== Data for this task
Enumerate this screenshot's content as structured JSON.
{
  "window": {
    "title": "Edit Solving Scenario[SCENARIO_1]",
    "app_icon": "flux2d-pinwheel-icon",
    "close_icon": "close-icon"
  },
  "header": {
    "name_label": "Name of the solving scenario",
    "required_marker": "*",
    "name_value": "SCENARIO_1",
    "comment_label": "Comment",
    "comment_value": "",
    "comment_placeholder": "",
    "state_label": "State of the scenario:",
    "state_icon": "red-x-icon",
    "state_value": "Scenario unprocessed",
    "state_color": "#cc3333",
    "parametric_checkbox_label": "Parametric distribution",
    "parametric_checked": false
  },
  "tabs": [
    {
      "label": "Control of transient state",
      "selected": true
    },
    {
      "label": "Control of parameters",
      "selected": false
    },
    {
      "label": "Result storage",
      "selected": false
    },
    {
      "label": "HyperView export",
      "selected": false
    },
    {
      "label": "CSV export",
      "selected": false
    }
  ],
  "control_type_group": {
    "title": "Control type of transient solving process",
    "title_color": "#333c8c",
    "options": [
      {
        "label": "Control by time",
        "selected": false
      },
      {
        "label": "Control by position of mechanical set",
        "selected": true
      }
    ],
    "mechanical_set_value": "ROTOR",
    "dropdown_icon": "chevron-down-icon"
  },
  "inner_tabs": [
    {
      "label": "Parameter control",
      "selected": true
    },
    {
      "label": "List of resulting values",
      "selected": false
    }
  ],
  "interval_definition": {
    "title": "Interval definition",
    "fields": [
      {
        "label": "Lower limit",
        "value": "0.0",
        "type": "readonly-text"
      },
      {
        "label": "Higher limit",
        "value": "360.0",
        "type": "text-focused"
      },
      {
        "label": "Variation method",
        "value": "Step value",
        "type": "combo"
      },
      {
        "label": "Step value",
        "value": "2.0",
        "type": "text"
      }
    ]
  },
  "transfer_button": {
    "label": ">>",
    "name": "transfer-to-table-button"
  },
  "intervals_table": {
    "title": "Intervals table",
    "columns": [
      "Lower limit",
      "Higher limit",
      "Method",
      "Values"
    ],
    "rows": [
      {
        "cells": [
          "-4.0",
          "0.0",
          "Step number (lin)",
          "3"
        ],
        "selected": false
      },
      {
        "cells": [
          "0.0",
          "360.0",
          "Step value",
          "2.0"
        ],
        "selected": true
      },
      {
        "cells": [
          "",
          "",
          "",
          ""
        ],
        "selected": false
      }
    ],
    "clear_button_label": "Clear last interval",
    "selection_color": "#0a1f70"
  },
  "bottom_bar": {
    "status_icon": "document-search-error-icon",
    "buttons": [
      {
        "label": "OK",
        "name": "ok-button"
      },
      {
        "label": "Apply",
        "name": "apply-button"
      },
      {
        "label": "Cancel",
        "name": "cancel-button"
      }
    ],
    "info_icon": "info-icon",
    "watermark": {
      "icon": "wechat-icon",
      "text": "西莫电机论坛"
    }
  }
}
====
--- Stated goal ---
Repeat the material above in full, keeping every word.

--- Correct answer ---
Enumerate this screenshot's content as structured JSON.
{
  "window": {
    "title": "Edit Solving Scenario[SCENARIO_1]",
    "app_icon": "flux2d-pinwheel-icon",
    "close_icon": "close-icon"
  },
  "header": {
    "name_label": "Name of the solving scenario",
    "required_marker": "*",
    "name_value": "SCENARIO_1",
    "comment_label": "Comment",
    "comment_value": "",
    "comment_placeholder": "",
    "state_label": "State of the scenario:",
    "state_icon": "red-x-icon",
    "state_value": "Scenario unprocessed",
    "state_color": "#cc3333",
    "parametric_checkbox_label": "Parametric distribution",
    "parametric_checked": false
  },
  "tabs": [
    {
      "label": "Control of transient state",
      "selected": true
    },
    {
      "label": "Control of parameters",
      "selected": false
    },
    {
      "label": "Result storage",
      "selected": false
    },
    {
      "label": "HyperView export",
      "selected": false
    },
    {
      "label": "CSV export",
      "selected": false
    }
  ],
  "control_type_group": {
    "title": "Control type of transient solving process",
    "title_color": "#333c8c",
    "options": [
      {
        "label": "Control by time",
        "selected": false
      },
      {
        "label": "Control by position of mechanical set",
        "selected": true
      }
    ],
    "mechanical_set_value": "ROTOR",
    "dropdown_icon": "chevron-down-icon"
  },
  "inner_tabs": [
    {
      "label": "Parameter control",
      "selected": true
    },
    {
      "label": "List of resulting values",
      "selected": false
    }
  ],
  "interval_definition": {
    "title": "Interval definition",
    "fields": [
      {
        "label": "Lower limit",
        "value": "0.0",
        "type": "readonly-text"
      },
      {
        "label": "Higher limit",
        "value": "360.0",
        "type": "text-focused"
      },
      {
        "label": "Variation method",
        "value": "Step value",
        "type": "combo"
      },
      {
        "label": "Step value",
        "value": "2.0",
        "type": "text"
      }
    ]
  },
  "transfer_button": {
    "label": ">>",
    "name": "transfer-to-table-button"
  },
  "intervals_table": {
    "title": "Intervals table",
    "columns": [
      "Lower limit",
      "Higher limit",
      "Method",
      "Values"
    ],
    "rows": [
      {
        "cells": [
          "-4.0",
          "0.0",
          "Step number (lin)",
          "3"
        ],
        "selected": false
      },
      {
        "cells": [
          "0.0",
          "360.0",
          "Step value",
          "2.0"
        ],
        "selected": true
      },
      {
        "cells": [
          "",
          "",
          "",
          ""
        ],
        "selected": false
      }
    ],
    "clear_button_label": "Clear last interval",
    "selection_color": "#0a1f70"
  },
  "bottom_bar": {
    "status_icon": "document-search-error-icon",
    "buttons": [
      {
        "label": "OK",
        "name": "ok-button"
      },
      {
        "label": "Apply",
        "name": "apply-button"
      },
      {
        "label": "Cancel",
        "name": "cancel-button"
      }
    ],
    "info_icon": "info-icon",
    "watermark": {
      "icon": "wechat-icon",
      "text": "西莫电机论坛"
    }
  }
}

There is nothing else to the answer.